=== DATA EXCERPTS ===

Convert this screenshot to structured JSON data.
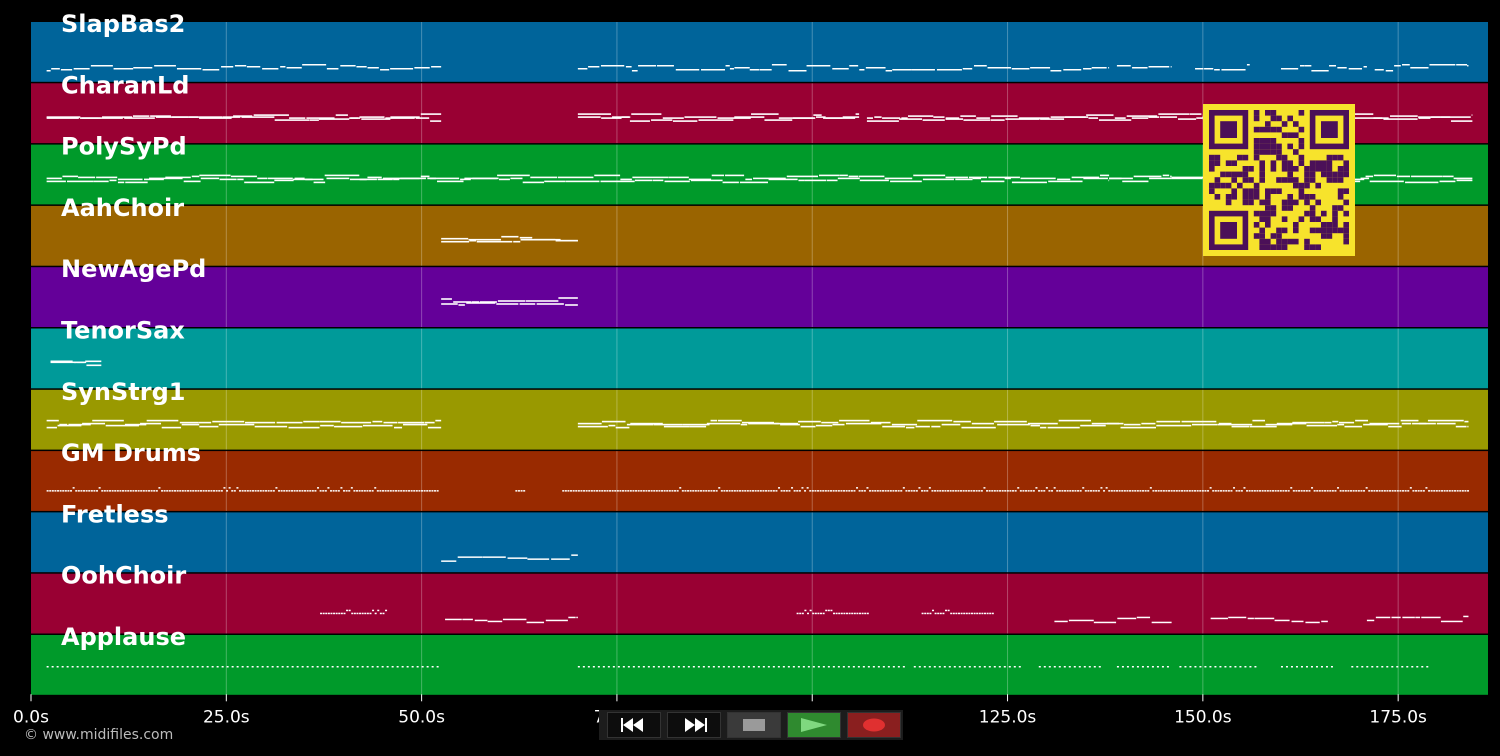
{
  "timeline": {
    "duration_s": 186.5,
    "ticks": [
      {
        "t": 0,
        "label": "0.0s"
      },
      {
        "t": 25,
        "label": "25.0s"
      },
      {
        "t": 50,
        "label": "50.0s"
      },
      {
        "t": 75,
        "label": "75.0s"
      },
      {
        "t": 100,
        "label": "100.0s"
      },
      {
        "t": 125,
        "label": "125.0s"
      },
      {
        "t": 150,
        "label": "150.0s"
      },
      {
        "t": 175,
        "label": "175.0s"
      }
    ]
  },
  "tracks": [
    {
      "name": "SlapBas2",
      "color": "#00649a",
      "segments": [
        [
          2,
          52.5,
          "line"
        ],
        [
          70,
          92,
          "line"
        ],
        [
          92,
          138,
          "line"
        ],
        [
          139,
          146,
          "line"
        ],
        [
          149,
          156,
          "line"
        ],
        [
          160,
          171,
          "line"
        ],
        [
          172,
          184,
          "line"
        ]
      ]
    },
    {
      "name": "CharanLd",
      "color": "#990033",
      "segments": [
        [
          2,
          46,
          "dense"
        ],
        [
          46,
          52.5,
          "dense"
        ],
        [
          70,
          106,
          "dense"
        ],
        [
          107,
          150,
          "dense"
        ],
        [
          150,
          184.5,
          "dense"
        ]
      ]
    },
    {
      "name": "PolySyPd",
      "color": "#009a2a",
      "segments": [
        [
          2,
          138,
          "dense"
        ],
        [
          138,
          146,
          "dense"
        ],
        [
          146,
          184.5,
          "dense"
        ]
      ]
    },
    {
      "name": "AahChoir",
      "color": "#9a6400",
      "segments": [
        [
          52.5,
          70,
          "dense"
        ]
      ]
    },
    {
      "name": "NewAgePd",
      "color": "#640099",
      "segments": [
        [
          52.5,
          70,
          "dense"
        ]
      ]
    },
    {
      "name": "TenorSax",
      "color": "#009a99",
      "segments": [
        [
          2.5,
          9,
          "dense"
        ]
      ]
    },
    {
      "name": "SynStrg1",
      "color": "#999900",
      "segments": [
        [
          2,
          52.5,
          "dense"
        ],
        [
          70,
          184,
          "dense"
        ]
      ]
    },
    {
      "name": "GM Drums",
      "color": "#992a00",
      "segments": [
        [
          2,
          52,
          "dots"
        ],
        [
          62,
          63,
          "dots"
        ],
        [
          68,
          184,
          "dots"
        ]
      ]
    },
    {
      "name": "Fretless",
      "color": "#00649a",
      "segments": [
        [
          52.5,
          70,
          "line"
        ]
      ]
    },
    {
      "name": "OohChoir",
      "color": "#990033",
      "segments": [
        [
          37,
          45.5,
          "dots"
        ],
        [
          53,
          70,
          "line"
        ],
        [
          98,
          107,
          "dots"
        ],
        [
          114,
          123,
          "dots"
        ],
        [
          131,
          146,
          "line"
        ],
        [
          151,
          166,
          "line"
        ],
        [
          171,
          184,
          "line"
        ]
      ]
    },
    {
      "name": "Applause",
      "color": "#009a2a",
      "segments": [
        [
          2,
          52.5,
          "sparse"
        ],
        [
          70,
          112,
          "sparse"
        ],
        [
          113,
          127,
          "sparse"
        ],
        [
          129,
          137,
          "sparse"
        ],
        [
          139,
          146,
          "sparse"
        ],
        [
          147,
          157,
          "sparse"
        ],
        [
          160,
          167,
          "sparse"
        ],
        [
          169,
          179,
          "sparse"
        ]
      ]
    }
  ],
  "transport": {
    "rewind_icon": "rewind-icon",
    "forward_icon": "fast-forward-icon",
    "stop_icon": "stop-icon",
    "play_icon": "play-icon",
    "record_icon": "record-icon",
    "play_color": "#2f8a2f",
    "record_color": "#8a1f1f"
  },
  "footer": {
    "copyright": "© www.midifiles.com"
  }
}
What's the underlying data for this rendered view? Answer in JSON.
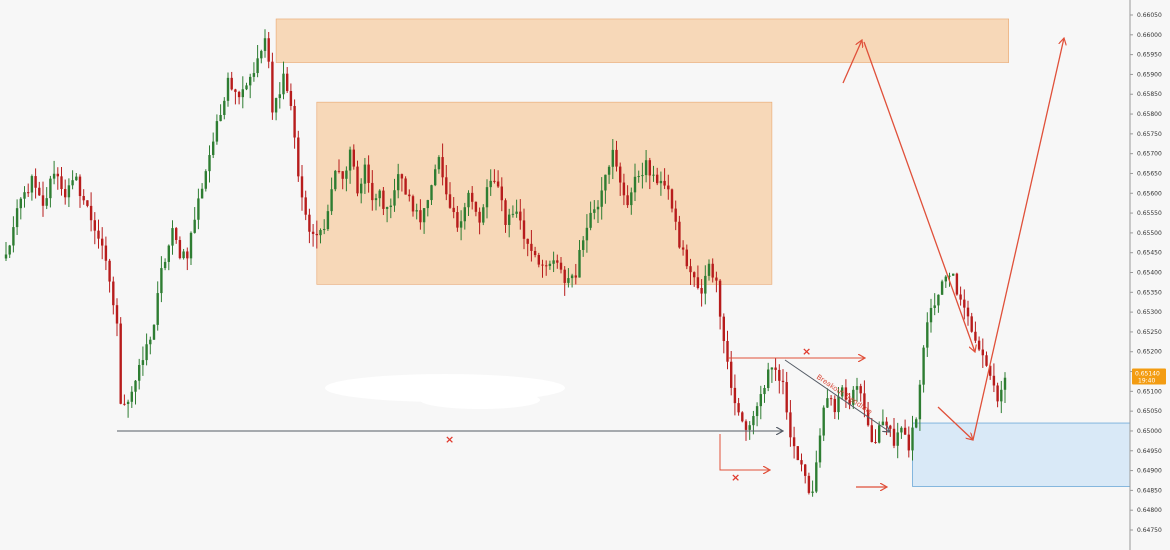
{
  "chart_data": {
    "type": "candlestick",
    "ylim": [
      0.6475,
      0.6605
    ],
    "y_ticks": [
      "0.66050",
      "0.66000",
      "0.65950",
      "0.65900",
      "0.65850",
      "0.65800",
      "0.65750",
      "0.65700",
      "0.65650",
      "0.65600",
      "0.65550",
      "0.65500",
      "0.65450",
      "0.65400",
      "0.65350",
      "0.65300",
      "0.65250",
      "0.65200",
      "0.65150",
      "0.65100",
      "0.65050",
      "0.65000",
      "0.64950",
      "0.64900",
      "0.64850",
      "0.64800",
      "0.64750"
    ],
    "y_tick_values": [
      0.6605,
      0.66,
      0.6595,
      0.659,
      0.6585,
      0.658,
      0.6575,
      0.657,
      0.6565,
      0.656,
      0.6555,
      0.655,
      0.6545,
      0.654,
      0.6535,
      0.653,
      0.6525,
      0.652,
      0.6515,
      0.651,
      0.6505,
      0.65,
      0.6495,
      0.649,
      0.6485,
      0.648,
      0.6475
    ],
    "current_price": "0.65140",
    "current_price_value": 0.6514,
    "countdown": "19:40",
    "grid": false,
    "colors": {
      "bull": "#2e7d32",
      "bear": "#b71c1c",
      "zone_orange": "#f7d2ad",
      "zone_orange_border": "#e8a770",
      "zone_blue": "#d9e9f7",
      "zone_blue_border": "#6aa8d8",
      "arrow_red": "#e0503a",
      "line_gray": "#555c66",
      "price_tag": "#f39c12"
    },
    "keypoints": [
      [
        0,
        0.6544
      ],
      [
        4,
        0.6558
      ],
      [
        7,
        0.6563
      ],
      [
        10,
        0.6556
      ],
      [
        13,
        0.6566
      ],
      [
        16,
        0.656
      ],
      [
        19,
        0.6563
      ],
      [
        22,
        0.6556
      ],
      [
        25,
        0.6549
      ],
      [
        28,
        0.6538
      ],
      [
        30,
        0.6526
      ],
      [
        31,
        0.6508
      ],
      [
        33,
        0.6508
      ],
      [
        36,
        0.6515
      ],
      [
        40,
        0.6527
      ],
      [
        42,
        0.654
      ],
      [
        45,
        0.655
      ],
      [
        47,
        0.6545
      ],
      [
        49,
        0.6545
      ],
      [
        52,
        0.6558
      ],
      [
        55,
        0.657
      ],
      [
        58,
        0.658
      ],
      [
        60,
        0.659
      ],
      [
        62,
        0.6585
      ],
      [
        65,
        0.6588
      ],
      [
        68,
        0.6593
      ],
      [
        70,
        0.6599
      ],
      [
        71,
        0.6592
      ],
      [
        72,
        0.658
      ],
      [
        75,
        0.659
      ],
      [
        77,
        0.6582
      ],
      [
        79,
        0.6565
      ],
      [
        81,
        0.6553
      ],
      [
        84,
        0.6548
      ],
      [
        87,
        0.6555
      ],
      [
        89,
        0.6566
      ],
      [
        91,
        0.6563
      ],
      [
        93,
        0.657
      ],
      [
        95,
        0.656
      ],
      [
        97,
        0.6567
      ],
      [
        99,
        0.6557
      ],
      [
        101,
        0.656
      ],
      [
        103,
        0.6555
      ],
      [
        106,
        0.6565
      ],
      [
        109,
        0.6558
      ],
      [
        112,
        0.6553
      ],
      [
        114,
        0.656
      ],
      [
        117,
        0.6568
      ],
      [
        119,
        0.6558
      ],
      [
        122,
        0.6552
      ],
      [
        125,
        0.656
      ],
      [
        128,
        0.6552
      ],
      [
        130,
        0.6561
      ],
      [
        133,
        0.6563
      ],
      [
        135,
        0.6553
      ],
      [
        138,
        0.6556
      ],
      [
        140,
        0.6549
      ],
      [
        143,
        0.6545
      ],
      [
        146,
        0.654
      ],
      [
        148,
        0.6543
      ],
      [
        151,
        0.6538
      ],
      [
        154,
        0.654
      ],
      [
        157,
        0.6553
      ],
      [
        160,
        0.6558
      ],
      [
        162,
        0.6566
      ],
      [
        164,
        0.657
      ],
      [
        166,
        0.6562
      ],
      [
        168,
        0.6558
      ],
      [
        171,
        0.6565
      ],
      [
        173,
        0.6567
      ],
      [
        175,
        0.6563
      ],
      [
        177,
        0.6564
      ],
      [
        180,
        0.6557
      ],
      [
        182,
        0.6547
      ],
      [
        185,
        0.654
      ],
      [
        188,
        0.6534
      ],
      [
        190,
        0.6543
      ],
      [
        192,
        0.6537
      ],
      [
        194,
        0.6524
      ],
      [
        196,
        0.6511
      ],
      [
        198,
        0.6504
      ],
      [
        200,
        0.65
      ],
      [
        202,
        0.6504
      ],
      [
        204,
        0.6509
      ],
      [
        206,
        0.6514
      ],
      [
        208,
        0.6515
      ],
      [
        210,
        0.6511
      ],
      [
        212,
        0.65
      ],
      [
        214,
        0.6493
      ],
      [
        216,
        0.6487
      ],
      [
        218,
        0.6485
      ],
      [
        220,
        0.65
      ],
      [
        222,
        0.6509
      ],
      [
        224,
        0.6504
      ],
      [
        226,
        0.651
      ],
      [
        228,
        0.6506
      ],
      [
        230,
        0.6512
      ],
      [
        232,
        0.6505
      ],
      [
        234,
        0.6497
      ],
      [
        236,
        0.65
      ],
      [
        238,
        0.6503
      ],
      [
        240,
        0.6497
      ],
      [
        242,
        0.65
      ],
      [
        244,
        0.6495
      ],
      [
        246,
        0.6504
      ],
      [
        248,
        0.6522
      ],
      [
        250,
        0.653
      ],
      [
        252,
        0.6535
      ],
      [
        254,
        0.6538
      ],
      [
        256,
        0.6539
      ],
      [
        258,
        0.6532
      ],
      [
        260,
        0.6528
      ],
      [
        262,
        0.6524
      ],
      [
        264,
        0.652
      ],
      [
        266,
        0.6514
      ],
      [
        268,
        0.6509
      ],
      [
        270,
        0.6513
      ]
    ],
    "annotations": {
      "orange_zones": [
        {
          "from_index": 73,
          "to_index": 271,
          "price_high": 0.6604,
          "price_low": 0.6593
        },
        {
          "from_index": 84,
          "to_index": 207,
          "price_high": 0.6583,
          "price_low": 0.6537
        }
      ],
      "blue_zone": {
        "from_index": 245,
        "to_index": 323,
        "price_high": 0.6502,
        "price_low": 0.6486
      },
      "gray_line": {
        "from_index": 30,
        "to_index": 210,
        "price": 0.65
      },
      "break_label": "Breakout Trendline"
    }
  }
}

===

§ **TASK DETAILS**
Collect every line above that contains the word "this".

§ **FULL SOLUTION**
Convert this screenshot to structured JSON data.
What's the underlying data for this rendered view? Answer in JSON.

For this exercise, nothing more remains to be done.